*PROBLEM TO SOLVE:* Output all records precisely as written.

[Collected data]
--------------------------------
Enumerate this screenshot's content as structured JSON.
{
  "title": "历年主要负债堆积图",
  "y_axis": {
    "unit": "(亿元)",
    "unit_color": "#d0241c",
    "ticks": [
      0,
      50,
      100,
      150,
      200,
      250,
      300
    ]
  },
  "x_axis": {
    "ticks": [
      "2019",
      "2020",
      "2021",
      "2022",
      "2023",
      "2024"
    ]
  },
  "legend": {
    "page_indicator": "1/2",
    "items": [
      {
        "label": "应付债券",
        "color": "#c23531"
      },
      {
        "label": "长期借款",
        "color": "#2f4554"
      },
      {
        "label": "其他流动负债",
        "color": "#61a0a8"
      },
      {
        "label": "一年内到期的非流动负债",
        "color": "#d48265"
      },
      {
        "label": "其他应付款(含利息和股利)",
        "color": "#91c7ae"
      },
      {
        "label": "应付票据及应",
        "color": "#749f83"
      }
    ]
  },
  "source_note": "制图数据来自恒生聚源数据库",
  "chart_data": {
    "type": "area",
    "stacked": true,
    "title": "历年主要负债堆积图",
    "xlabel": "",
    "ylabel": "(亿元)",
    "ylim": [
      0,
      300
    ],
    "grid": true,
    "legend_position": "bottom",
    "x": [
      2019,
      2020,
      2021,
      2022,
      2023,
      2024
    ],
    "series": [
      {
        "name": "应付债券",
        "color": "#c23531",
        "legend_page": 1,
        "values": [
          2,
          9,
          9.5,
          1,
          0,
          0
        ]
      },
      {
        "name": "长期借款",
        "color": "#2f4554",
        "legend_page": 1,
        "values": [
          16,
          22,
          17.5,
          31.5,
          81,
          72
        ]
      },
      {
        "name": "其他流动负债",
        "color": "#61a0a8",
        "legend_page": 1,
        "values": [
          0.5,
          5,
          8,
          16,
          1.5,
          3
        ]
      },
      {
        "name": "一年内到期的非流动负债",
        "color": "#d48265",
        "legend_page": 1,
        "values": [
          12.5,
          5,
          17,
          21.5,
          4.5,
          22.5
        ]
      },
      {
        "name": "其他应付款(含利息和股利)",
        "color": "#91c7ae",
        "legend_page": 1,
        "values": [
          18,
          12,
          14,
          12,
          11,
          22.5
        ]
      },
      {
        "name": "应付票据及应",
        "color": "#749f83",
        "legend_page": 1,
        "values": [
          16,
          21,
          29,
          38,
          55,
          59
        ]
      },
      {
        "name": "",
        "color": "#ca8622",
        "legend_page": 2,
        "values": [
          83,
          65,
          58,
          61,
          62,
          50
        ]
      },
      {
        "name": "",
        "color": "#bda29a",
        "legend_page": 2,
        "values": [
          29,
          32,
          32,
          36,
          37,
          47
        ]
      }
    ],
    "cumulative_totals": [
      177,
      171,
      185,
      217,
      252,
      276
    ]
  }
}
--------------------------------
*COMPLETED TASK:*
Enumerate this screenshot's content as structured JSON.
{
  "title": "历年主要负债堆积图",
  "y_axis": {
    "unit": "(亿元)",
    "unit_color": "#d0241c",
    "ticks": [
      0,
      50,
      100,
      150,
      200,
      250,
      300
    ]
  },
  "x_axis": {
    "ticks": [
      "2019",
      "2020",
      "2021",
      "2022",
      "2023",
      "2024"
    ]
  },
  "legend": {
    "page_indicator": "1/2",
    "items": [
      {
        "label": "应付债券",
        "color": "#c23531"
      },
      {
        "label": "长期借款",
        "color": "#2f4554"
      },
      {
        "label": "其他流动负债",
        "color": "#61a0a8"
      },
      {
        "label": "一年内到期的非流动负债",
        "color": "#d48265"
      },
      {
        "label": "其他应付款(含利息和股利)",
        "color": "#91c7ae"
      },
      {
        "label": "应付票据及应",
        "color": "#749f83"
      }
    ]
  },
  "source_note": "制图数据来自恒生聚源数据库",
  "chart_data": {
    "type": "area",
    "stacked": true,
    "title": "历年主要负债堆积图",
    "xlabel": "",
    "ylabel": "(亿元)",
    "ylim": [
      0,
      300
    ],
    "grid": true,
    "legend_position": "bottom",
    "x": [
      2019,
      2020,
      2021,
      2022,
      2023,
      2024
    ],
    "series": [
      {
        "name": "应付债券",
        "color": "#c23531",
        "legend_page": 1,
        "values": [
          2,
          9,
          9.5,
          1,
          0,
          0
        ]
      },
      {
        "name": "长期借款",
        "color": "#2f4554",
        "legend_page": 1,
        "values": [
          16,
          22,
          17.5,
          31.5,
          81,
          72
        ]
      },
      {
        "name": "其他流动负债",
        "color": "#61a0a8",
        "legend_page": 1,
        "values": [
          0.5,
          5,
          8,
          16,
          1.5,
          3
        ]
      },
      {
        "name": "一年内到期的非流动负债",
        "color": "#d48265",
        "legend_page": 1,
        "values": [
          12.5,
          5,
          17,
          21.5,
          4.5,
          22.5
        ]
      },
      {
        "name": "其他应付款(含利息和股利)",
        "color": "#91c7ae",
        "legend_page": 1,
        "values": [
          18,
          12,
          14,
          12,
          11,
          22.5
        ]
      },
      {
        "name": "应付票据及应",
        "color": "#749f83",
        "legend_page": 1,
        "values": [
          16,
          21,
          29,
          38,
          55,
          59
        ]
      },
      {
        "name": "",
        "color": "#ca8622",
        "legend_page": 2,
        "values": [
          83,
          65,
          58,
          61,
          62,
          50
        ]
      },
      {
        "name": "",
        "color": "#bda29a",
        "legend_page": 2,
        "values": [
          29,
          32,
          32,
          36,
          37,
          47
        ]
      }
    ],
    "cumulative_totals": [
      177,
      171,
      185,
      217,
      252,
      276
    ]
  }
}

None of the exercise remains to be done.